#### [Task requirements]
Take each line containing "Shorba" and report it exactly as written.

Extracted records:
____

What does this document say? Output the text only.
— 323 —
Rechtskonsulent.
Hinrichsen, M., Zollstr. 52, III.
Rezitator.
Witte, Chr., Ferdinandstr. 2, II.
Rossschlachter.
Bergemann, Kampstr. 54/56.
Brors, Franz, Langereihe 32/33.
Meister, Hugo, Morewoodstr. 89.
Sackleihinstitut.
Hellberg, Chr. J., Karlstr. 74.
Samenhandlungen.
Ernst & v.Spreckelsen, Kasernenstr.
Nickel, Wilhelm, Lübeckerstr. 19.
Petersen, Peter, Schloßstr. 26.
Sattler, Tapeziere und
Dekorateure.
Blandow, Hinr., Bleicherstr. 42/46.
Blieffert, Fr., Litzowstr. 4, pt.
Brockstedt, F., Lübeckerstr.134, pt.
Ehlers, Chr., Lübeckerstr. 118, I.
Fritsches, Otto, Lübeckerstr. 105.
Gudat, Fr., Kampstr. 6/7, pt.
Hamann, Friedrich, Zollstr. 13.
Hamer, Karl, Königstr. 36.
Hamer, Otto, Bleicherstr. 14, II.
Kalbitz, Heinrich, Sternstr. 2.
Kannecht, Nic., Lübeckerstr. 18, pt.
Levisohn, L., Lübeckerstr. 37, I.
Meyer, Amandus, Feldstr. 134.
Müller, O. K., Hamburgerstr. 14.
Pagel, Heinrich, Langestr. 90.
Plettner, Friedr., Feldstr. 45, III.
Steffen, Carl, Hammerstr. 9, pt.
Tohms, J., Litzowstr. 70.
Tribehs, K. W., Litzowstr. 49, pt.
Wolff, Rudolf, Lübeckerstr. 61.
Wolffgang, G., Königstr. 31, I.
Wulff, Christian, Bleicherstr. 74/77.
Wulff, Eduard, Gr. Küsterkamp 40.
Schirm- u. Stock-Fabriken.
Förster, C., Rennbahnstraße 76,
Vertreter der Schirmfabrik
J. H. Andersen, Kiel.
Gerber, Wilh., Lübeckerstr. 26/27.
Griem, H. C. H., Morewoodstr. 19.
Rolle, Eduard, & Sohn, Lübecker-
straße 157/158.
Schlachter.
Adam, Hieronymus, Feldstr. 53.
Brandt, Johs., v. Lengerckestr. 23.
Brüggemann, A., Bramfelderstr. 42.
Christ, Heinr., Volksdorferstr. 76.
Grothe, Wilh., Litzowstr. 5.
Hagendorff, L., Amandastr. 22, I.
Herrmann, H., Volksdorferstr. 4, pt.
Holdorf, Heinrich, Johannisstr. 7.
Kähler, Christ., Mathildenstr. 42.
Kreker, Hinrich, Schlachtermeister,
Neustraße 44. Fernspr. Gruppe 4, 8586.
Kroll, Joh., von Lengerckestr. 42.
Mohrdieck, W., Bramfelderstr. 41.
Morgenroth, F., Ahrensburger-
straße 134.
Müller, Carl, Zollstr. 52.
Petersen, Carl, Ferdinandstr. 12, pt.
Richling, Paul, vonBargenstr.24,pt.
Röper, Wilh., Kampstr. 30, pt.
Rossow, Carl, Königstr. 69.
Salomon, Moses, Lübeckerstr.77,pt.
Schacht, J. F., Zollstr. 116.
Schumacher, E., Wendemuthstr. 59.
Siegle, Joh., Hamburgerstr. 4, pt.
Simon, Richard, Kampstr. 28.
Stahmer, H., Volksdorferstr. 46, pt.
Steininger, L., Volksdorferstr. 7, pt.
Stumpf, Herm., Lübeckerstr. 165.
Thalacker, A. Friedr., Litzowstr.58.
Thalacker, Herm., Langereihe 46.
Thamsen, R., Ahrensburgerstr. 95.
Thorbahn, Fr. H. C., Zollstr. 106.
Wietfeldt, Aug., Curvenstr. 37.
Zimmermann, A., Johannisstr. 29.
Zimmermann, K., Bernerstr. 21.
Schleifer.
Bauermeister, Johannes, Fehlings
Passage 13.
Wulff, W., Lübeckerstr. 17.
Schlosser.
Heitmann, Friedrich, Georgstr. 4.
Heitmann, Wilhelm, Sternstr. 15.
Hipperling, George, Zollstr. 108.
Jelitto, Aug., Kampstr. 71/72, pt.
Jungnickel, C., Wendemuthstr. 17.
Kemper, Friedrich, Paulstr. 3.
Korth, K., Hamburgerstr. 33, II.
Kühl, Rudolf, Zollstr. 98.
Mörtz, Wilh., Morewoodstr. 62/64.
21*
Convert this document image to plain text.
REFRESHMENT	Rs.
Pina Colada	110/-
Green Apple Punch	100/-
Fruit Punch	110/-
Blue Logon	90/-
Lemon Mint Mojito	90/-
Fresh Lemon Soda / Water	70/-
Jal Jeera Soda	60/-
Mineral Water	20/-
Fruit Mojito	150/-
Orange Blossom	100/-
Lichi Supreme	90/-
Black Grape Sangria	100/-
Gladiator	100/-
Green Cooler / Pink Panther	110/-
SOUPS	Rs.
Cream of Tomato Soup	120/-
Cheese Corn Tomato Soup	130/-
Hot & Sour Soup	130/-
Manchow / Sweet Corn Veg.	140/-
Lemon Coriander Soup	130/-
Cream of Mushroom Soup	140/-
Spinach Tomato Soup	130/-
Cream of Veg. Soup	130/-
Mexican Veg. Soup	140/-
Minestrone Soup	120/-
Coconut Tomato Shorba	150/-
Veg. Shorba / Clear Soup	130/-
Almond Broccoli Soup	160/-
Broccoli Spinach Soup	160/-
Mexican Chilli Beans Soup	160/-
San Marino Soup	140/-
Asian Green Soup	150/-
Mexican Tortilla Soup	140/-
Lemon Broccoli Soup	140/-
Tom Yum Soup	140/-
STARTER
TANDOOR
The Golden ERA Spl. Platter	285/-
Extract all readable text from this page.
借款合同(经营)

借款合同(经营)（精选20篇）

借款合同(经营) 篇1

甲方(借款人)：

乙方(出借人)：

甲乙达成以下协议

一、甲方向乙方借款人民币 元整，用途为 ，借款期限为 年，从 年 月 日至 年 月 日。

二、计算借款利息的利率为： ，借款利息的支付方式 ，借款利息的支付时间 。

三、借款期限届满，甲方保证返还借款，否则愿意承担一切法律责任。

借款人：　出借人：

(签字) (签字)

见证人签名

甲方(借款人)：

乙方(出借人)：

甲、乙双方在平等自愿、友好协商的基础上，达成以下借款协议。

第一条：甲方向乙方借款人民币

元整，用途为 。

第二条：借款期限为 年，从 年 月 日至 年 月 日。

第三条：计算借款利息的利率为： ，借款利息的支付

____

#### [The completed task]
Coconut Tomato Shorba	150/-
Veg. Shorba / Clear Soup	130/-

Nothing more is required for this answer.